## GOAL
Send back all the data below, exactly as given.

^^^^

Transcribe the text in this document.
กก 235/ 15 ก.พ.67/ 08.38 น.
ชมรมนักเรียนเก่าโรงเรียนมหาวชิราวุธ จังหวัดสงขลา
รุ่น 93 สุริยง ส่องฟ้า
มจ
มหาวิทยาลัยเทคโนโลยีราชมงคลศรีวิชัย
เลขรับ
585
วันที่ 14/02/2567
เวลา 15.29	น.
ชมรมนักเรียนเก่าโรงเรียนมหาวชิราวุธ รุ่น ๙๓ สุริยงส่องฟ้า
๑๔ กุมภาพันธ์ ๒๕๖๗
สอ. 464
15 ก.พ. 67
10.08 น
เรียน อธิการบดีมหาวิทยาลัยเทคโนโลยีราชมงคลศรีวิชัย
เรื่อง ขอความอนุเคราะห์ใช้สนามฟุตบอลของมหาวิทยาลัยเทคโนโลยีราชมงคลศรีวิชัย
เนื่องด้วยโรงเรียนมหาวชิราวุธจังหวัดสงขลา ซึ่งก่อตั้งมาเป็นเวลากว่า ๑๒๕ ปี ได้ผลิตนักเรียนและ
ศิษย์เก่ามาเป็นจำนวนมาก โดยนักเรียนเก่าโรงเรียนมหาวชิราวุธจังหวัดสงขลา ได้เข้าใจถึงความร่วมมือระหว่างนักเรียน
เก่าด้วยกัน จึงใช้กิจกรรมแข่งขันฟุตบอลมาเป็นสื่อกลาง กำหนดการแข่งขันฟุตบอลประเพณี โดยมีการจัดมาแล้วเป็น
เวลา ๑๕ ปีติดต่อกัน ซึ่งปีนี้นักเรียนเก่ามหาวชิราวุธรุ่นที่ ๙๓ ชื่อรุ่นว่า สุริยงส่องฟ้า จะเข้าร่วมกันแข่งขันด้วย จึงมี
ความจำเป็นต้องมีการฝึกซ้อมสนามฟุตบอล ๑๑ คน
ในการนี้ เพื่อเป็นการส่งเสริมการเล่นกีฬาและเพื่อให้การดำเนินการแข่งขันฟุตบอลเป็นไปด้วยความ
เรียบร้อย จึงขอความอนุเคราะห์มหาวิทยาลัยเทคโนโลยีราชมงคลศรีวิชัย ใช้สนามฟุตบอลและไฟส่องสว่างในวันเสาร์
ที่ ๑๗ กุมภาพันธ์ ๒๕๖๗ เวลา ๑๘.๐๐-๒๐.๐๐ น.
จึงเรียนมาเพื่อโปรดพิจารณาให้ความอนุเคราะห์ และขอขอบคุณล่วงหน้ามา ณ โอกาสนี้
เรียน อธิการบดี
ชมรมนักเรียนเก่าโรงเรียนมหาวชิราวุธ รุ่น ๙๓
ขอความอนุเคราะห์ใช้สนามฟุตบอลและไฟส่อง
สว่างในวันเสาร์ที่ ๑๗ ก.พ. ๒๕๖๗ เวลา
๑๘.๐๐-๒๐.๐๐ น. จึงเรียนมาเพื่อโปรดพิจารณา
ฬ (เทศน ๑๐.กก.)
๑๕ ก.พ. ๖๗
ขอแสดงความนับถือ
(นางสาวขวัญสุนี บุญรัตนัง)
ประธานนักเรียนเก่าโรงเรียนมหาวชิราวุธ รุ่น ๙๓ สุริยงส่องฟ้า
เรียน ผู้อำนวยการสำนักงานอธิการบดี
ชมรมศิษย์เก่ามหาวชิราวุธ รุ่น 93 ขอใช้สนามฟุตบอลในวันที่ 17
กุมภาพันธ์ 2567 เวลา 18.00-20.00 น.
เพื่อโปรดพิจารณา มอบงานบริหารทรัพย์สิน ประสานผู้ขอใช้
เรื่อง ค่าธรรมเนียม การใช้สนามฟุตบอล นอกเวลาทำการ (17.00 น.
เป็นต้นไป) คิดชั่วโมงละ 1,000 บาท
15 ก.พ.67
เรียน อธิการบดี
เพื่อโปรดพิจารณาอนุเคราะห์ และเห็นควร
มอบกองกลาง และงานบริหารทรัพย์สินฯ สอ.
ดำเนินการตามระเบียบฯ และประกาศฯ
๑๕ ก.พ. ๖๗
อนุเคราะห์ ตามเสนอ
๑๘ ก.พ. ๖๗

^^^^

## TASK RESPONSE
Transcribe the text in this document.
กก 235/ 15 ก.พ.67/ 08.38 น.
ชมรมนักเรียนเก่าโรงเรียนมหาวชิราวุธ จังหวัดสงขลา
รุ่น 93 สุริยง ส่องฟ้า
มจ
มหาวิทยาลัยเทคโนโลยีราชมงคลศรีวิชัย
เลขรับ
585
วันที่ 14/02/2567
เวลา 15.29	น.
ชมรมนักเรียนเก่าโรงเรียนมหาวชิราวุธ รุ่น ๙๓ สุริยงส่องฟ้า
๑๔ กุมภาพันธ์ ๒๕๖๗
สอ. 464
15 ก.พ. 67
10.08 น
เรียน อธิการบดีมหาวิทยาลัยเทคโนโลยีราชมงคลศรีวิชัย
เรื่อง ขอความอนุเคราะห์ใช้สนามฟุตบอลของมหาวิทยาลัยเทคโนโลยีราชมงคลศรีวิชัย
เนื่องด้วยโรงเรียนมหาวชิราวุธจังหวัดสงขลา ซึ่งก่อตั้งมาเป็นเวลากว่า ๑๒๕ ปี ได้ผลิตนักเรียนและ
ศิษย์เก่ามาเป็นจำนวนมาก โดยนักเรียนเก่าโรงเรียนมหาวชิราวุธจังหวัดสงขลา ได้เข้าใจถึงความร่วมมือระหว่างนักเรียน
เก่าด้วยกัน จึงใช้กิจกรรมแข่งขันฟุตบอลมาเป็นสื่อกลาง กำหนดการแข่งขันฟุตบอลประเพณี โดยมีการจัดมาแล้วเป็น
เวลา ๑๕ ปีติดต่อกัน ซึ่งปีนี้นักเรียนเก่ามหาวชิราวุธรุ่นที่ ๙๓ ชื่อรุ่นว่า สุริยงส่องฟ้า จะเข้าร่วมกันแข่งขันด้วย จึงมี
ความจำเป็นต้องมีการฝึกซ้อมสนามฟุตบอล ๑๑ คน
ในการนี้ เพื่อเป็นการส่งเสริมการเล่นกีฬาและเพื่อให้การดำเนินการแข่งขันฟุตบอลเป็นไปด้วยความ
เรียบร้อย จึงขอความอนุเคราะห์มหาวิทยาลัยเทคโนโลยีราชมงคลศรีวิชัย ใช้สนามฟุตบอลและไฟส่องสว่างในวันเสาร์
ที่ ๑๗ กุมภาพันธ์ ๒๕๖๗ เวลา ๑๘.๐๐-๒๐.๐๐ น.
จึงเรียนมาเพื่อโปรดพิจารณาให้ความอนุเคราะห์ และขอขอบคุณล่วงหน้ามา ณ โอกาสนี้
เรียน อธิการบดี
ชมรมนักเรียนเก่าโรงเรียนมหาวชิราวุธ รุ่น ๙๓
ขอความอนุเคราะห์ใช้สนามฟุตบอลและไฟส่อง
สว่างในวันเสาร์ที่ ๑๗ ก.พ. ๒๕๖๗ เวลา
๑๘.๐๐-๒๐.๐๐ น. จึงเรียนมาเพื่อโปรดพิจารณา
ฬ (เทศน ๑๐.กก.)
๑๕ ก.พ. ๖๗
ขอแสดงความนับถือ
(นางสาวขวัญสุนี บุญรัตนัง)
ประธานนักเรียนเก่าโรงเรียนมหาวชิราวุธ รุ่น ๙๓ สุริยงส่องฟ้า
เรียน ผู้อำนวยการสำนักงานอธิการบดี
ชมรมศิษย์เก่ามหาวชิราวุธ รุ่น 93 ขอใช้สนามฟุตบอลในวันที่ 17
กุมภาพันธ์ 2567 เวลา 18.00-20.00 น.
เพื่อโปรดพิจารณา มอบงานบริหารทรัพย์สิน ประสานผู้ขอใช้
เรื่อง ค่าธรรมเนียม การใช้สนามฟุตบอล นอกเวลาทำการ (17.00 น.
เป็นต้นไป) คิดชั่วโมงละ 1,000 บาท
15 ก.พ.67
เรียน อธิการบดี
เพื่อโปรดพิจารณาอนุเคราะห์ และเห็นควร
มอบกองกลาง และงานบริหารทรัพย์สินฯ สอ.
ดำเนินการตามระเบียบฯ และประกาศฯ
๑๕ ก.พ. ๖๗
อนุเคราะห์ ตามเสนอ
๑๘ ก.พ. ๖๗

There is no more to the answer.